**TASKS AND EXERCISES**:
(A) Translate this sentence from the NAMPT study summary into Spanish: "The NAMPT-SUMO fusion protein was predominantly dimeric."
(B) In the NAMPT study summary, reproduce word for word the passage starting at "Purpose of the" and ending at "investigations of NAMPT.".

Purpose of the Study:

  • To develop a method for expressing and purifying functional Nicotinamide phosphoribosyltransferase (NAMPT) protein.
  • To characterize the biophysical properties and oligomeric state of purified NAMPT.
  • To enable further structural and functional investigations of NAMPT.

Main Methods:

  • Expression of NAMPT in E. coli using the pET-SUMO vector with a hexa-His tag.
  • Purification via immobilized-metal affinity chromatography after SUMO and His tag cleavage.
  • Biophysical characterization using circular dichroism (CD) and dynamic light scattering (DLS).
  • Solubilization of NAMPT in n-dodecyl-β-d-maltopyranoside (DDM) detergent.

Main Results:

  • Successful expression and purification of functional NAMPT protein with a yield of approximately 4 mg/L.
  • Circular dichroism confirmed secondary structural elements, and DLS indicated the presence of oligomeric units.
  • The NAMPT-SUMO fusion protein was predominantly dimeric.
  • NAMPT was successfully solubilized in DDM detergent in a monomeric form.

Conclusions:

  • A robust method for producing purified, enzymatically active NAMPT protein has been established.
  • The availability of monomeric NAMPT in detergent enhances opportunities for detailed structural and functional analyses.
  • This work provides a foundation for understanding NAMPT's role in inflammatory processes and related diseases.

**ENTRIES SUPPLIED**:
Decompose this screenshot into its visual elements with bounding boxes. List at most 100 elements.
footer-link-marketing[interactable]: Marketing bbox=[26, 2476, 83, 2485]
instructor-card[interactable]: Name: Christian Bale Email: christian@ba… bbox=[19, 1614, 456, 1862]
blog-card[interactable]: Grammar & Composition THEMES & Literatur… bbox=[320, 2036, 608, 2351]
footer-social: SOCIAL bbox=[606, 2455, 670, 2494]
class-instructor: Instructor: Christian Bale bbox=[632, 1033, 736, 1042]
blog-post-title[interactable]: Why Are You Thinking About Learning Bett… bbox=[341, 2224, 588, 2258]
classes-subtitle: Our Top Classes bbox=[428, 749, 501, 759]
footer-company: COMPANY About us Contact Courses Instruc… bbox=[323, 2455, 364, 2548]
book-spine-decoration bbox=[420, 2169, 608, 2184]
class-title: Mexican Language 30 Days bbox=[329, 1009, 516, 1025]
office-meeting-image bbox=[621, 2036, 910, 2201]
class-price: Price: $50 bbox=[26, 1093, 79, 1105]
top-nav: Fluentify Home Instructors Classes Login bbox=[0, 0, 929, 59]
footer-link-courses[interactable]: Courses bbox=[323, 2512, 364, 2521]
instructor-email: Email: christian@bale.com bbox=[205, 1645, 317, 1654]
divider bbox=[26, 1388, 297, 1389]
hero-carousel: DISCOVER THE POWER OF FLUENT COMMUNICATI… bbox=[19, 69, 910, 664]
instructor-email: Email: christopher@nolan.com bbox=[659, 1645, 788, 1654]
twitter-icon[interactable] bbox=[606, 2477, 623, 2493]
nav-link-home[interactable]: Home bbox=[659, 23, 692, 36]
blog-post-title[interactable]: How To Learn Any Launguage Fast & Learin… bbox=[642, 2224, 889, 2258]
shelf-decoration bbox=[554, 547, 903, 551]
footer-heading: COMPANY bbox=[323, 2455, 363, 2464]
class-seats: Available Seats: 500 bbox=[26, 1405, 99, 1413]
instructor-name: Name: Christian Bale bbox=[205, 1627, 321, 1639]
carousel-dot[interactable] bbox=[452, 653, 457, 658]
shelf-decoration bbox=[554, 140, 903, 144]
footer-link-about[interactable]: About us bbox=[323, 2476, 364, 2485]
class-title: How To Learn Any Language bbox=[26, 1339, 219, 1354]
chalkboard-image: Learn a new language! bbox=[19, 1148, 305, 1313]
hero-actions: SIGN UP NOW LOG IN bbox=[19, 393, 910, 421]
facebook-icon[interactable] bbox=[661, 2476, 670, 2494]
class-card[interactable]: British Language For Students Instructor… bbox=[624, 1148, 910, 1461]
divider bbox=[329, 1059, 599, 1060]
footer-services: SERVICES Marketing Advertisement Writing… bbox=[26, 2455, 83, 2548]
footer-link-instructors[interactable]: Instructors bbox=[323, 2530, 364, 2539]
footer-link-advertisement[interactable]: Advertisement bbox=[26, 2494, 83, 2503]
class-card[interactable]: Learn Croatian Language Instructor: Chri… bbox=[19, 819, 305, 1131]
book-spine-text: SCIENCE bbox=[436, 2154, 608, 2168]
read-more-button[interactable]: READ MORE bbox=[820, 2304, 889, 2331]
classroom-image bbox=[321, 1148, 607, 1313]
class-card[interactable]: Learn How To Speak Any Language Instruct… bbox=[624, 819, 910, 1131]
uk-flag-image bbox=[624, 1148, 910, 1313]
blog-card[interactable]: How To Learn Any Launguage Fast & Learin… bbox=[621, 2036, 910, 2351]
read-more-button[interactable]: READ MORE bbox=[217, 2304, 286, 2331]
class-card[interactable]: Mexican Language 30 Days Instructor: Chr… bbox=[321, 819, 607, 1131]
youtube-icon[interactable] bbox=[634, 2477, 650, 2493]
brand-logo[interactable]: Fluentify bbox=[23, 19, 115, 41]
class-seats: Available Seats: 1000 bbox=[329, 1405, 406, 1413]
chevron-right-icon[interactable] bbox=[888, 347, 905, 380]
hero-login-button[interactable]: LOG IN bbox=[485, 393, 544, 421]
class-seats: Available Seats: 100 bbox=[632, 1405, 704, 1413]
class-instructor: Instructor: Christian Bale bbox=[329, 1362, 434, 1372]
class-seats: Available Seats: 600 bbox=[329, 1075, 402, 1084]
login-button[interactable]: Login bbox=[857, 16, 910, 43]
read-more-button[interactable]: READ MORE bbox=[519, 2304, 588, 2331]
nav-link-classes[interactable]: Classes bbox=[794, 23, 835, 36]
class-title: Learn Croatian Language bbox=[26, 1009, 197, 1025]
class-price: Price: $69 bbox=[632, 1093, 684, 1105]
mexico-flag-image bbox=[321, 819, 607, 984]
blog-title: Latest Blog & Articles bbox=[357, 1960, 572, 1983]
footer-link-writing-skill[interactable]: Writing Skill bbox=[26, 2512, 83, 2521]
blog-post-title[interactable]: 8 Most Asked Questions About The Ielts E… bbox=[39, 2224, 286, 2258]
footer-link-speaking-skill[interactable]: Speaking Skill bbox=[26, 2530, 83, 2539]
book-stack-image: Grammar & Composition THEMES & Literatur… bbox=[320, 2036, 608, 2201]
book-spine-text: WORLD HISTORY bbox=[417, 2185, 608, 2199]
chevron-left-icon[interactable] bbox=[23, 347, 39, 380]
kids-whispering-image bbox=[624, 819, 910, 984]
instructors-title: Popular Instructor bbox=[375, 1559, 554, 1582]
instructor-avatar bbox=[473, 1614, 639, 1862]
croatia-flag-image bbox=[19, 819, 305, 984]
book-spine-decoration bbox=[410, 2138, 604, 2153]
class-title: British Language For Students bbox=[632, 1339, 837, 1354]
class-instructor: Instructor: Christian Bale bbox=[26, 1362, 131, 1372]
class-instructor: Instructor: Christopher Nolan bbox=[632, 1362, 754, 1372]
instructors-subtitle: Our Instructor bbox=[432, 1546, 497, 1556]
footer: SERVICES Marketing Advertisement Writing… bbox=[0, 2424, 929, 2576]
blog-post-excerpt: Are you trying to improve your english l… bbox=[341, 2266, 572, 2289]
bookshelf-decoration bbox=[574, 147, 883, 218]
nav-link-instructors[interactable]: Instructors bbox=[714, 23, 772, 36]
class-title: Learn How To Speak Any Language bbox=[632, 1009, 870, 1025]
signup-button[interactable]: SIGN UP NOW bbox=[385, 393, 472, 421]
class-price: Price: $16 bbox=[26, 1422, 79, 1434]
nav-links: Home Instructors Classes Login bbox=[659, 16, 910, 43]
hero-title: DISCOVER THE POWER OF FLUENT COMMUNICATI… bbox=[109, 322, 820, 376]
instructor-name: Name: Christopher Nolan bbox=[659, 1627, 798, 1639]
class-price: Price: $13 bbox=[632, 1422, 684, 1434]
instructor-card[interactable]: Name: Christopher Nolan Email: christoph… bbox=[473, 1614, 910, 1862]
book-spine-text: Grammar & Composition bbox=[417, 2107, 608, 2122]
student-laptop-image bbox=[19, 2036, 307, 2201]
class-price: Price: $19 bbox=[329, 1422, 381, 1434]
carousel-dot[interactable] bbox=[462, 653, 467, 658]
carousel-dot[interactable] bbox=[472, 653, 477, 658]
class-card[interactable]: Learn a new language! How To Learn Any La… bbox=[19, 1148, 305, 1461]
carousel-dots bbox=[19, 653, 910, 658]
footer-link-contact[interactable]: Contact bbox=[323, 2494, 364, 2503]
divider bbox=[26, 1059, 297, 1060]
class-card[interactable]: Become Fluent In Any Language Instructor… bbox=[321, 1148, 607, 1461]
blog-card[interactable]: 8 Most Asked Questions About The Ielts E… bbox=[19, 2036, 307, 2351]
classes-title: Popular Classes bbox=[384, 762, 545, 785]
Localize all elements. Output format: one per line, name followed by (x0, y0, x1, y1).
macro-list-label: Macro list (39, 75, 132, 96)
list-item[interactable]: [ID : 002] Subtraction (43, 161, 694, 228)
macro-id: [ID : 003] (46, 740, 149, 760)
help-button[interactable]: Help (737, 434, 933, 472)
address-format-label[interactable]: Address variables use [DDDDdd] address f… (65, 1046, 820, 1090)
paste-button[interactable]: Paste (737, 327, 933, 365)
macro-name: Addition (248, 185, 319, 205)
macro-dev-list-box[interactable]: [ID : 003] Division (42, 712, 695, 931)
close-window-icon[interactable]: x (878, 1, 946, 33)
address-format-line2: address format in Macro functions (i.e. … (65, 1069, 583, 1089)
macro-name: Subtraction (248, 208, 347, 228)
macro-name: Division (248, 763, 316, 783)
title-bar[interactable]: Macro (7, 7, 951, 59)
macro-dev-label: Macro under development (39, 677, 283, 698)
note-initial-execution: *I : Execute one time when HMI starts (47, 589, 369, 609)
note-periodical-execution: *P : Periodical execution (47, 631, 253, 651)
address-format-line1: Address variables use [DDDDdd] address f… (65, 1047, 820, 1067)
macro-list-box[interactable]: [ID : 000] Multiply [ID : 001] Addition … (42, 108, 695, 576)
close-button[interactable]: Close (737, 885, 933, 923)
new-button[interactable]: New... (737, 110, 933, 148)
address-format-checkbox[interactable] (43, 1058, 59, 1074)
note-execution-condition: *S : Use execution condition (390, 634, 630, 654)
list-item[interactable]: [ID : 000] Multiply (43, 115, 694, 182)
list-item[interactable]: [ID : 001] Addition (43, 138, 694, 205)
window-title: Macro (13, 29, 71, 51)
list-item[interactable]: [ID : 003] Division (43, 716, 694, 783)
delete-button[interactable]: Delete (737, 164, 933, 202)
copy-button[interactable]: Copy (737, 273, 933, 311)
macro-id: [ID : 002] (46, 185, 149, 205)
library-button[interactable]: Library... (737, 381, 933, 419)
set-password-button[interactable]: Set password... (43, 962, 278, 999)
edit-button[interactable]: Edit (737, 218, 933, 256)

**WRITTEN ANSWERS**:
(A) La proteína de fusión NAMPT-SUMO era predominantemente dimérica.

(B)
Purpose of the Study:

  • To develop a method for expressing and purifying functional Nicotinamide phosphoribosyltransferase (NAMPT) protein.
  • To characterize the biophysical properties and oligomeric state of purified NAMPT.
  • To enable further structural and functional investigations of NAMPT.